Exercise —
Reproduce every line from the one containing "- zoom-level[interactable]: 100" down through the one containing "- strikethrough-button[interactable]: abc: [177, 92, 198, 112]", changing "interactable" to "clickable" and leaving everything else as it is.

Data extract —
* start *

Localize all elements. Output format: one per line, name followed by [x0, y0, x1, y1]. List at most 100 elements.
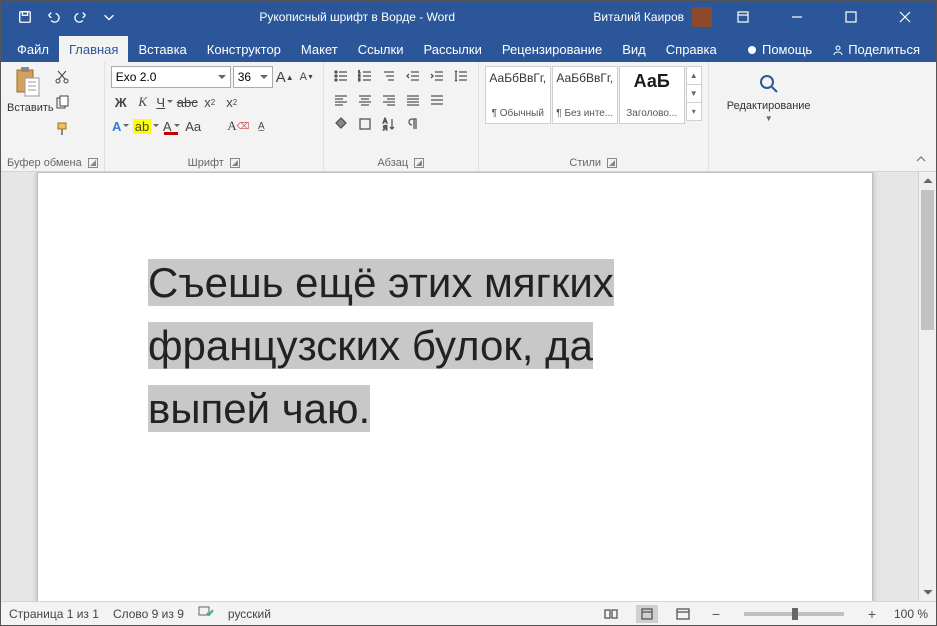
- zoom-level[interactable]: 100 %: [894, 607, 928, 621]
- scroll-down-icon[interactable]: [919, 583, 936, 601]
- tab-review[interactable]: Рецензирование: [492, 36, 612, 62]
- numbering-button[interactable]: 123: [354, 66, 376, 86]
- tab-help[interactable]: Справка: [656, 36, 727, 62]
- maximize-button[interactable]: [828, 1, 874, 33]
- sort-button[interactable]: AЯ: [378, 114, 400, 134]
- bullets-button[interactable]: [330, 66, 352, 86]
- highlight-button[interactable]: ab: [133, 116, 159, 136]
- word-count[interactable]: Слово 9 из 9: [113, 607, 184, 621]
- tab-design[interactable]: Конструктор: [197, 36, 291, 62]
- user-avatar[interactable]: [692, 7, 712, 27]
- svg-text:Я: Я: [383, 126, 387, 131]
- vertical-scrollbar[interactable]: [918, 172, 936, 601]
- title-bar: Рукописный шрифт в Ворде - Word Виталий …: [1, 1, 936, 33]
- tab-file[interactable]: Файл: [7, 36, 59, 62]
- multilevel-list-button[interactable]: [378, 66, 400, 86]
- shrink-font-button[interactable]: A▼: [297, 67, 317, 87]
- print-layout-button[interactable]: [636, 605, 658, 623]
- strikethrough-button[interactable]: abc: [177, 92, 198, 112]
- minimize-button[interactable]: [774, 1, 820, 33]
- align-left-button[interactable]: [330, 90, 352, 110]
- font-color-button[interactable]: A: [161, 116, 181, 136]
- tab-home[interactable]: Главная: [59, 36, 128, 62]
- tab-layout[interactable]: Макет: [291, 36, 348, 62]
- tab-references[interactable]: Ссылки: [348, 36, 414, 62]
- share-button[interactable]: Поделиться: [822, 36, 930, 62]
- paragraph-dialog-launcher[interactable]: [414, 158, 424, 168]
- styles-scroll-down[interactable]: ▼: [686, 84, 702, 103]
- style-normal[interactable]: АаБбВвГг, ¶ Обычный: [485, 66, 551, 124]
- page-count[interactable]: Страница 1 из 1: [9, 607, 99, 621]
- undo-icon[interactable]: [41, 5, 65, 29]
- collapse-ribbon-button[interactable]: [914, 153, 928, 167]
- page-scroll[interactable]: Съешь ещё этих мягких французских булок,…: [1, 172, 918, 601]
- style-name: ¶ Без инте...: [555, 108, 615, 119]
- redo-icon[interactable]: [69, 5, 93, 29]
- zoom-in-button[interactable]: +: [864, 606, 880, 622]
- text-line: выпей чаю.: [148, 385, 370, 432]
- format-painter-button[interactable]: [51, 118, 73, 140]
- phonetic-guide-button[interactable]: A̲: [251, 116, 271, 136]
- tell-me-button[interactable]: Помощь: [736, 36, 822, 62]
- subscript-button[interactable]: x2: [200, 92, 220, 112]
- qat-customize-icon[interactable]: [97, 5, 121, 29]
- close-button[interactable]: [882, 1, 928, 33]
- style-no-spacing[interactable]: АаБбВвГг, ¶ Без инте...: [552, 66, 618, 124]
- paste-button[interactable]: Вставить: [7, 66, 47, 140]
- group-editing: Редактирование ▼: [709, 62, 829, 171]
- web-layout-button[interactable]: [672, 605, 694, 623]
- read-mode-button[interactable]: [600, 605, 622, 623]
- clipboard-dialog-launcher[interactable]: [88, 158, 98, 168]
- shading-button[interactable]: [330, 114, 352, 134]
- borders-button[interactable]: [354, 114, 376, 134]
- align-center-button[interactable]: [354, 90, 376, 110]
- font-size-select[interactable]: 36: [233, 66, 273, 88]
- show-marks-button[interactable]: [402, 114, 424, 134]
- ribbon-tabs: Файл Главная Вставка Конструктор Макет С…: [1, 33, 936, 62]
- scroll-up-icon[interactable]: [919, 172, 936, 190]
- font-dialog-launcher[interactable]: [230, 158, 240, 168]
- cut-button[interactable]: [51, 66, 73, 88]
- tab-mailings[interactable]: Рассылки: [413, 36, 491, 62]
- tab-view[interactable]: Вид: [612, 36, 656, 62]
- zoom-slider[interactable]: [744, 612, 844, 616]
- copy-button[interactable]: [51, 92, 73, 114]
- scroll-thumb[interactable]: [921, 190, 934, 330]
- user-area: Виталий Каиров: [593, 1, 932, 33]
- change-case-button[interactable]: Aa: [183, 116, 203, 136]
- styles-expand[interactable]: ▾: [686, 102, 702, 121]
- line-spacing-button[interactable]: [450, 66, 472, 86]
- styles-dialog-launcher[interactable]: [607, 158, 617, 168]
- paste-label: Вставить: [7, 102, 47, 114]
- bold-button[interactable]: Ж: [111, 92, 131, 112]
- distributed-button[interactable]: [426, 90, 448, 110]
- style-heading1[interactable]: АаБ Заголово...: [619, 66, 685, 124]
- page[interactable]: Съешь ещё этих мягких французских булок,…: [37, 172, 873, 601]
- zoom-handle[interactable]: [792, 608, 798, 620]
- clear-formatting-button[interactable]: A⌫: [227, 116, 249, 136]
- paste-icon: [11, 66, 43, 100]
- editing-button[interactable]: Редактирование ▼: [715, 66, 823, 123]
- styles-scroll-up[interactable]: ▲: [686, 66, 702, 85]
- find-icon: [757, 72, 781, 96]
- justify-button[interactable]: [402, 90, 424, 110]
- spellcheck-icon[interactable]: [198, 605, 214, 622]
- font-name-select[interactable]: Exo 2.0: [111, 66, 231, 88]
- increase-indent-button[interactable]: [426, 66, 448, 86]
- text-effects-button[interactable]: A: [111, 116, 131, 136]
- superscript-button[interactable]: x2: [222, 92, 242, 112]
- group-paragraph: 123 AЯ Абзац: [324, 62, 479, 171]
- decrease-indent-button[interactable]: [402, 66, 424, 86]
- underline-button[interactable]: Ч: [155, 92, 175, 112]
- styles-group-label: Стили: [569, 157, 601, 169]
- italic-button[interactable]: К: [133, 92, 153, 112]
- document-text[interactable]: Съешь ещё этих мягких французских булок,…: [148, 251, 802, 440]
- font-size-value: 36: [238, 70, 251, 84]
- tab-insert[interactable]: Вставка: [128, 36, 196, 62]
- align-right-button[interactable]: [378, 90, 400, 110]
- language-status[interactable]: русский: [228, 607, 271, 621]
- save-icon[interactable]: [13, 5, 37, 29]
- ribbon-options-icon[interactable]: [720, 1, 766, 33]
- zoom-out-button[interactable]: −: [708, 606, 724, 622]
- grow-font-button[interactable]: A▲: [275, 67, 295, 87]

* end *

Final result —
- zoom-level[clickable]: 100 %: [894, 607, 928, 621]
- scroll-down-icon[clickable]: [919, 583, 936, 601]
- tab-review[clickable]: Рецензирование: [492, 36, 612, 62]
- numbering-button[clickable]: 123: [354, 66, 376, 86]
- tab-help[clickable]: Справка: [656, 36, 727, 62]
- maximize-button[clickable]: [828, 1, 874, 33]
- sort-button[clickable]: AЯ: [378, 114, 400, 134]
- bullets-button[clickable]: [330, 66, 352, 86]
- highlight-button[clickable]: ab: [133, 116, 159, 136]
- word-count[clickable]: Слово 9 из 9: [113, 607, 184, 621]
- tab-design[clickable]: Конструктор: [197, 36, 291, 62]
- user-avatar[clickable]: [692, 7, 712, 27]
- svg-text:Я: Я: [383, 126, 387, 131]
- vertical-scrollbar[clickable]: [918, 172, 936, 601]
- title-bar: Рукописный шрифт в Ворде - Word Виталий …: [1, 1, 936, 33]
- tab-file[clickable]: Файл: [7, 36, 59, 62]
- multilevel-list-button[clickable]: [378, 66, 400, 86]
- shrink-font-button[clickable]: A▼: [297, 67, 317, 87]
- print-layout-button[clickable]: [636, 605, 658, 623]
- strikethrough-button[clickable]: abc: [177, 92, 198, 112]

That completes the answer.